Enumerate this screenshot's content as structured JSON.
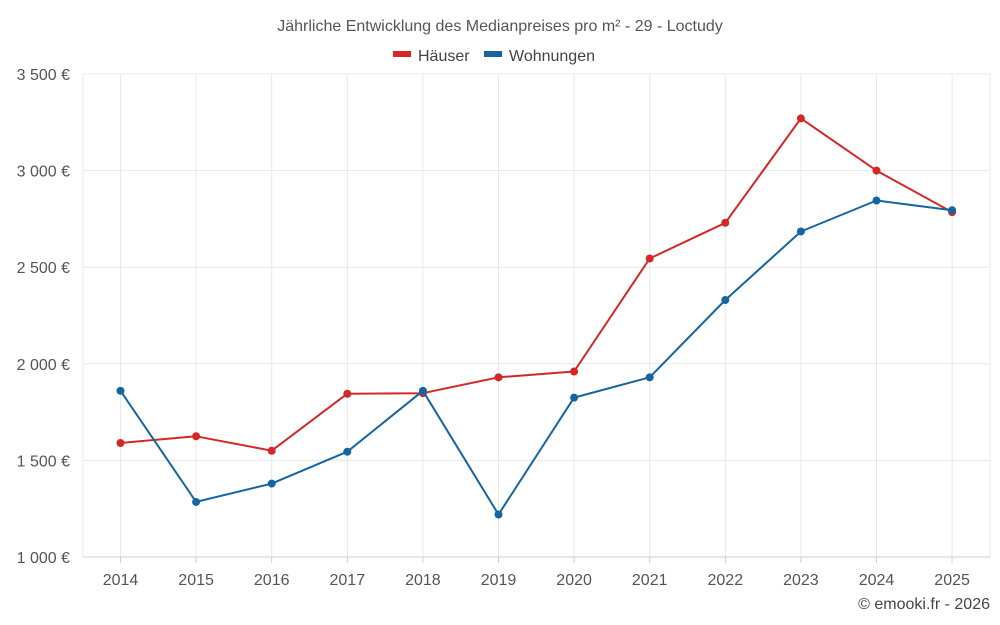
{
  "chart_data": {
    "type": "line",
    "title": "Jährliche Entwicklung des Medianpreises pro m² - 29 - Loctudy",
    "categories": [
      "2014",
      "2015",
      "2016",
      "2017",
      "2018",
      "2019",
      "2020",
      "2021",
      "2022",
      "2023",
      "2024",
      "2025"
    ],
    "series": [
      {
        "name": "Häuser",
        "color": "#d62728",
        "values": [
          1590,
          1625,
          1550,
          1845,
          1848,
          1930,
          1960,
          2545,
          2730,
          3270,
          3000,
          2785
        ]
      },
      {
        "name": "Wohnungen",
        "color": "#1565a0",
        "values": [
          1860,
          1285,
          1380,
          1545,
          1860,
          1220,
          1825,
          1930,
          2330,
          2685,
          2845,
          2795
        ]
      }
    ],
    "ylim": [
      1000,
      3500
    ],
    "yticks": [
      1000,
      1500,
      2000,
      2500,
      3000,
      3500
    ],
    "ytick_labels": [
      "1 000 €",
      "1 500 €",
      "2 000 €",
      "2 500 €",
      "3 000 €",
      "3 500 €"
    ],
    "xlabel": "",
    "ylabel": "",
    "grid": true,
    "legend_position": "top-center"
  },
  "credit": "© emooki.fr - 2026"
}
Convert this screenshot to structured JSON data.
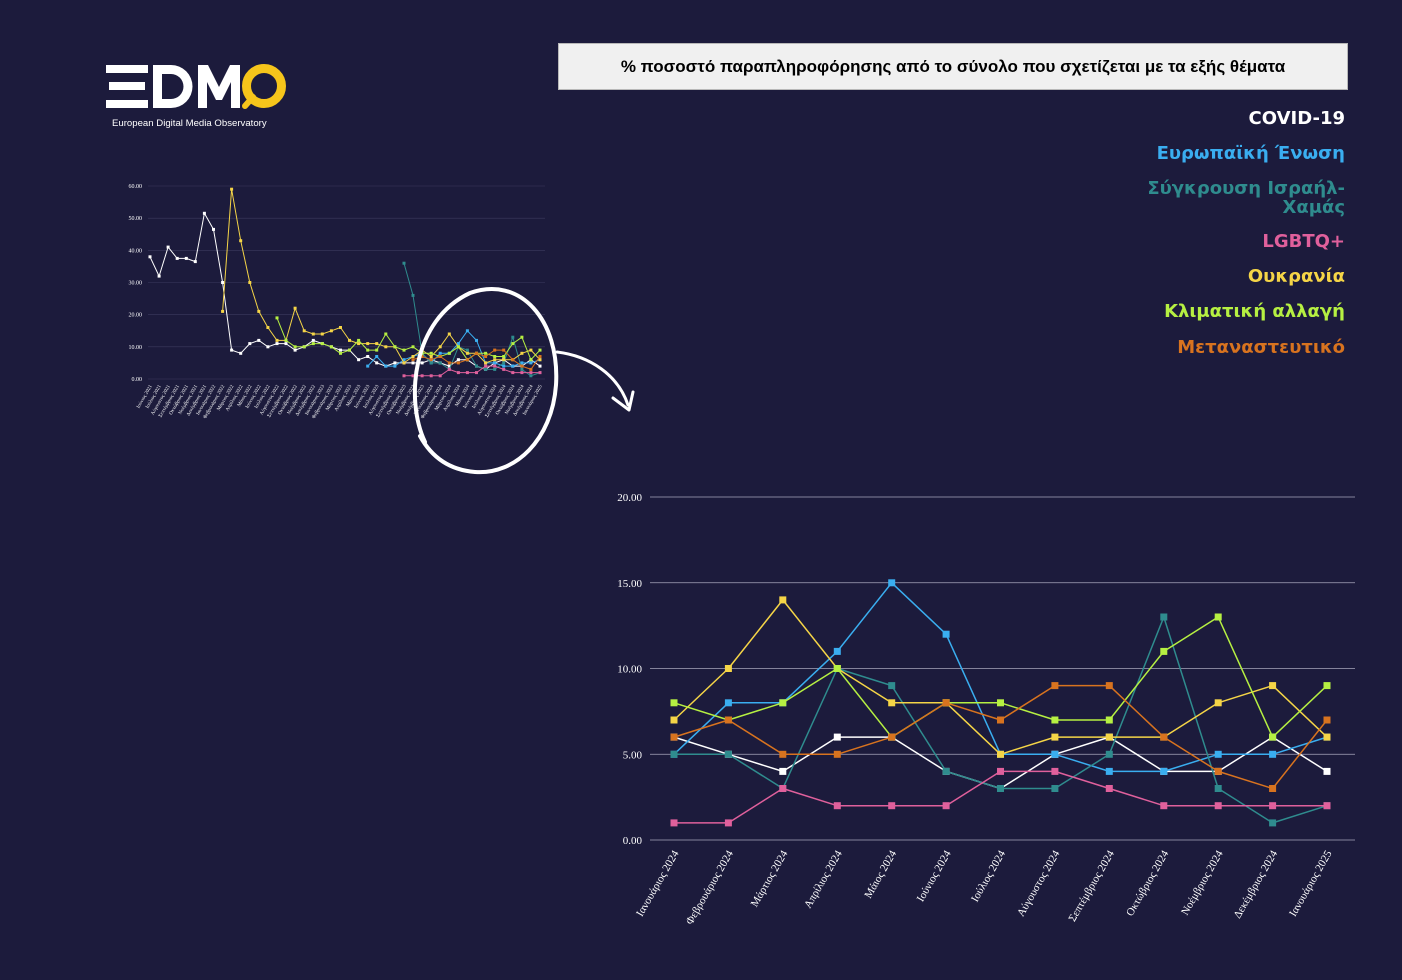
{
  "logo": {
    "wordmark": "EDMO",
    "tagline": "European Digital Media Observatory",
    "colors": {
      "text": "#ffffff",
      "accent": "#f6c51b"
    }
  },
  "theme": {
    "background": "#1c1b3c",
    "text": "#ffffff"
  },
  "chart_data": [
    {
      "type": "line",
      "title": "% ποσοστό παραπληροφόρησης από το σύνολο που σχετίζεται με τα εξής θέματα",
      "categories": [
        "Ιανουάριος 2024",
        "Φεβρουάριος 2024",
        "Μάρτιος 2024",
        "Απρίλιος 2024",
        "Μάιος 2024",
        "Ιούνιος 2024",
        "Ιούλιος 2024",
        "Αύγουστος 2024",
        "Σεπτέμβριος 2024",
        "Οκτώβριος 2024",
        "Νοέμβριος 2024",
        "Δεκέμβριος 2024",
        "Ιανουάριος 2025"
      ],
      "ylim": [
        0,
        20
      ],
      "yticks": [
        0,
        5,
        10,
        15,
        20
      ],
      "ytick_labels": [
        "0.00",
        "5.00",
        "10.00",
        "15.00",
        "20.00"
      ],
      "grid": true,
      "legend": "top-right",
      "series": [
        {
          "name": "COVID-19",
          "color": "#ffffff",
          "values": [
            6,
            5,
            4,
            6,
            6,
            4,
            3,
            5,
            6,
            4,
            4,
            6,
            4
          ]
        },
        {
          "name": "Ευρωπαϊκή Ένωση",
          "color": "#3aaef0",
          "values": [
            5,
            8,
            8,
            11,
            15,
            12,
            5,
            5,
            4,
            4,
            5,
            5,
            6
          ]
        },
        {
          "name": "Σύγκρουση Ισραήλ-Χαμάς",
          "color": "#2f8c8e",
          "values": [
            5,
            5,
            3,
            10,
            9,
            4,
            3,
            3,
            5,
            13,
            3,
            1,
            2
          ]
        },
        {
          "name": "LGBTQ+",
          "color": "#e0609c",
          "values": [
            1,
            1,
            3,
            2,
            2,
            2,
            4,
            4,
            3,
            2,
            2,
            2,
            2
          ]
        },
        {
          "name": "Ουκρανία",
          "color": "#f5d547",
          "values": [
            7,
            10,
            14,
            10,
            8,
            8,
            5,
            6,
            6,
            6,
            8,
            9,
            6
          ]
        },
        {
          "name": "Κλιματική αλλαγή",
          "color": "#b6f042",
          "values": [
            8,
            7,
            8,
            10,
            6,
            8,
            8,
            7,
            7,
            11,
            13,
            6,
            9
          ]
        },
        {
          "name": "Μεταναστευτικό",
          "color": "#d8731f",
          "values": [
            6,
            7,
            5,
            5,
            6,
            8,
            7,
            9,
            9,
            6,
            4,
            3,
            7
          ]
        }
      ]
    },
    {
      "type": "line",
      "categories": [
        "Ιούνιος 2021",
        "Ιούλιος 2021",
        "Αύγουστος 2021",
        "Σεπτέμβριος 2021",
        "Οκτώβριος 2021",
        "Νοέμβριος 2021",
        "Δεκέμβριος 2021",
        "Ιανουάριος 2022",
        "Φεβρουάριος 2022",
        "Μάρτιος 2022",
        "Απρίλιος 2022",
        "Μάιος 2022",
        "Ιούνιος 2022",
        "Ιούλιος 2022",
        "Αύγουστος 2022",
        "Σεπτέμβριος 2022",
        "Οκτώβριος 2022",
        "Νοέμβριος 2022",
        "Δεκέμβριος 2022",
        "Ιανουάριος 2023",
        "Φεβρουάριος 2023",
        "Μάρτιος 2023",
        "Απρίλιος 2023",
        "Μάιος 2023",
        "Ιούνιος 2023",
        "Ιούλιος 2023",
        "Αύγουστος 2023",
        "Σεπτέμβριος 2023",
        "Οκτώβριος 2023",
        "Νοέμβριος 2023",
        "Δεκέμβριος 2023",
        "Ιανουάριος 2024",
        "Φεβρουάριος 2024",
        "Μάρτιος 2024",
        "Απρίλιος 2024",
        "Μάιος 2024",
        "Ιούνιος 2024",
        "Ιούλιος 2024",
        "Αύγουστος 2024",
        "Σεπτέμβριος 2024",
        "Οκτώβριος 2024",
        "Νοέμβριος 2024",
        "Δεκέμβριος 2024",
        "Ιανουάριος 2025"
      ],
      "ylim": [
        0,
        60
      ],
      "yticks": [
        0,
        10,
        20,
        30,
        40,
        50,
        60
      ],
      "ytick_labels": [
        "0.00",
        "10.00",
        "20.00",
        "30.00",
        "40.00",
        "50.00",
        "60.00"
      ],
      "grid": true,
      "series": [
        {
          "color": "#ffffff",
          "values": [
            38,
            32,
            41,
            37.5,
            37.5,
            36.5,
            51.5,
            46.5,
            30,
            9,
            8,
            11,
            12,
            10,
            11,
            11,
            9,
            10,
            12,
            11,
            10,
            9,
            9,
            6,
            7,
            5,
            4,
            5,
            5,
            5,
            5,
            6,
            5,
            4,
            6,
            6,
            4,
            3,
            5,
            6,
            4,
            4,
            6,
            4
          ]
        },
        {
          "color": "#3aaef0",
          "values": [
            null,
            null,
            null,
            null,
            null,
            null,
            null,
            null,
            null,
            null,
            null,
            null,
            null,
            null,
            null,
            null,
            null,
            null,
            null,
            null,
            null,
            null,
            null,
            null,
            4,
            7,
            4,
            4,
            6,
            7,
            8,
            5,
            8,
            8,
            11,
            15,
            12,
            5,
            5,
            4,
            4,
            5,
            5,
            6
          ]
        },
        {
          "color": "#2f8c8e",
          "values": [
            null,
            null,
            null,
            null,
            null,
            null,
            null,
            null,
            null,
            null,
            null,
            null,
            null,
            null,
            null,
            null,
            null,
            null,
            null,
            null,
            null,
            null,
            null,
            null,
            null,
            null,
            null,
            null,
            36,
            26,
            8,
            5,
            5,
            3,
            10,
            9,
            4,
            3,
            3,
            5,
            13,
            3,
            1,
            2
          ]
        },
        {
          "color": "#e0609c",
          "values": [
            null,
            null,
            null,
            null,
            null,
            null,
            null,
            null,
            null,
            null,
            null,
            null,
            null,
            null,
            null,
            null,
            null,
            null,
            null,
            null,
            null,
            null,
            null,
            null,
            null,
            null,
            null,
            null,
            1,
            1,
            1,
            1,
            1,
            3,
            2,
            2,
            2,
            4,
            4,
            3,
            2,
            2,
            2,
            2
          ]
        },
        {
          "color": "#f5d547",
          "values": [
            null,
            null,
            null,
            null,
            null,
            null,
            null,
            null,
            21,
            59,
            43,
            30,
            21,
            16,
            12,
            12,
            22,
            15,
            14,
            14,
            15,
            16,
            12,
            11,
            11,
            11,
            10,
            10,
            5,
            7,
            9,
            7,
            10,
            14,
            10,
            8,
            8,
            5,
            6,
            6,
            6,
            8,
            9,
            6
          ]
        },
        {
          "color": "#b6f042",
          "values": [
            null,
            null,
            null,
            null,
            null,
            null,
            null,
            null,
            null,
            null,
            null,
            null,
            null,
            null,
            19,
            12,
            10,
            10,
            11,
            11,
            10,
            8,
            9,
            12,
            9,
            9,
            14,
            10,
            9,
            10,
            8,
            8,
            7,
            8,
            10,
            6,
            8,
            8,
            7,
            7,
            11,
            13,
            6,
            9
          ]
        },
        {
          "color": "#d8731f",
          "values": [
            null,
            null,
            null,
            null,
            null,
            null,
            null,
            null,
            null,
            null,
            null,
            null,
            null,
            null,
            null,
            null,
            null,
            null,
            null,
            null,
            null,
            null,
            null,
            null,
            null,
            null,
            null,
            null,
            null,
            6,
            7,
            6,
            7,
            5,
            5,
            6,
            8,
            7,
            9,
            9,
            6,
            4,
            3,
            7
          ]
        }
      ]
    }
  ]
}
::::::
**Aim of the task**. Of the lines above, copy each that contains "Φεβρουάριος".

**Correct response**.
        "Φεβρουάριος 2024",
        "Φεβρουάριος 2022",
        "Φεβρουάριος 2023",
        "Φεβρουάριος 2024",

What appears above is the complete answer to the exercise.